Task to carry out: In the following material, identify every line holding the string "object" and return it.

### The input

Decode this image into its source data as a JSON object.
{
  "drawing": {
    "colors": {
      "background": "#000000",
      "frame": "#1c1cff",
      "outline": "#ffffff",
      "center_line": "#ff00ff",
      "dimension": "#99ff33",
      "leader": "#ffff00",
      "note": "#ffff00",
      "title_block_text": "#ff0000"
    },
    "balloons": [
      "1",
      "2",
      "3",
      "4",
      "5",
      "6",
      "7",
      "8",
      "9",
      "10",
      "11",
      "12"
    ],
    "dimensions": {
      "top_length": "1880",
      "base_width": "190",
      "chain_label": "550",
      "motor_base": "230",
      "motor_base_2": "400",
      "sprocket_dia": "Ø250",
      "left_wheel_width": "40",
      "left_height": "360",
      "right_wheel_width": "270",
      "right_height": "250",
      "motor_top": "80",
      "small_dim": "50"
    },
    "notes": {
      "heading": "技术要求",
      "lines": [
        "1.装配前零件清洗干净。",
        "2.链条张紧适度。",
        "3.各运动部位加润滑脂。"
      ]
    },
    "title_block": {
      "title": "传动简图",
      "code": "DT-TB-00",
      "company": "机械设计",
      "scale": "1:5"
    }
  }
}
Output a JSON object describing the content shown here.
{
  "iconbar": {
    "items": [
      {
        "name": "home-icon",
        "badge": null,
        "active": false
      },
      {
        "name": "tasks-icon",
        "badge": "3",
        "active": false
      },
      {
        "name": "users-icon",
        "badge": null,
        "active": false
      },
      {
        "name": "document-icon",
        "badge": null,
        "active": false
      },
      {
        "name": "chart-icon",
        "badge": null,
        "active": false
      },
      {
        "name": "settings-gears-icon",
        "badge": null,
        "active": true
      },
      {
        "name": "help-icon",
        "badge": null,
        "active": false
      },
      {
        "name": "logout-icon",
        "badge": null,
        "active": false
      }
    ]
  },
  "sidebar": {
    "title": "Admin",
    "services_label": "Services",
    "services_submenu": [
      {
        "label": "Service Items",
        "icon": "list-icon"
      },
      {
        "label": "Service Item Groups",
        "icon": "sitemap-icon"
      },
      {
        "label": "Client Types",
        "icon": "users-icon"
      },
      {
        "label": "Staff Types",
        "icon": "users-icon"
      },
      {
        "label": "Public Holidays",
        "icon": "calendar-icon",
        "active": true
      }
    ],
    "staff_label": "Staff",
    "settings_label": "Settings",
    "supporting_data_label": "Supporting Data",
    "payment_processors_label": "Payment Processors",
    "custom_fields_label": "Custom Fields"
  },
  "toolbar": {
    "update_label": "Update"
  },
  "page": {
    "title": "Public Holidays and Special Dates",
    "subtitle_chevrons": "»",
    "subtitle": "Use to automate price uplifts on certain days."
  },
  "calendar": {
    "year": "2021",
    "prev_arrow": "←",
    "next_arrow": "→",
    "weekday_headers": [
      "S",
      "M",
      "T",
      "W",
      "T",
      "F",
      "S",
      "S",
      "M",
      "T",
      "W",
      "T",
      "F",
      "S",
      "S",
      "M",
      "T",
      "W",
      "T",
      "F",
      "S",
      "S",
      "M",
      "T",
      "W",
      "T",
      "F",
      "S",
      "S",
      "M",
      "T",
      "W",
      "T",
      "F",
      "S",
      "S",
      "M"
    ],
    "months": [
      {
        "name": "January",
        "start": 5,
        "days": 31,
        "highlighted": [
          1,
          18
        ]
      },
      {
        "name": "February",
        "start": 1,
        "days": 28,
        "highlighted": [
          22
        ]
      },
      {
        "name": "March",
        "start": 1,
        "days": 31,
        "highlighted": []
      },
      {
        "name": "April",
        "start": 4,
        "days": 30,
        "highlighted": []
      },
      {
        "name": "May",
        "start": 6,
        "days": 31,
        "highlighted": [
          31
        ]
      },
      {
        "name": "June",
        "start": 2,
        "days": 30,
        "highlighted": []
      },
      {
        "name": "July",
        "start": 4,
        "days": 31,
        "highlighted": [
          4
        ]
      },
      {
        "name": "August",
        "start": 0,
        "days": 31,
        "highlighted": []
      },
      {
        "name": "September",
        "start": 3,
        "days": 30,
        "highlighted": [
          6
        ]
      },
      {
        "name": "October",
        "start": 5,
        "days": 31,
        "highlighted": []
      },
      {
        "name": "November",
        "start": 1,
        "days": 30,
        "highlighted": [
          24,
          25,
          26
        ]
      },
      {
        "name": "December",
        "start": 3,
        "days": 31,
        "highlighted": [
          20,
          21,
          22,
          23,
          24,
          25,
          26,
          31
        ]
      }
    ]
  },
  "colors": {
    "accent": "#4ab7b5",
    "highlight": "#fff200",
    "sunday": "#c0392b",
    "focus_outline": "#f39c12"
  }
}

######

Response:
Decode this image into its source data as a JSON object.
Output a JSON object describing the content shown here.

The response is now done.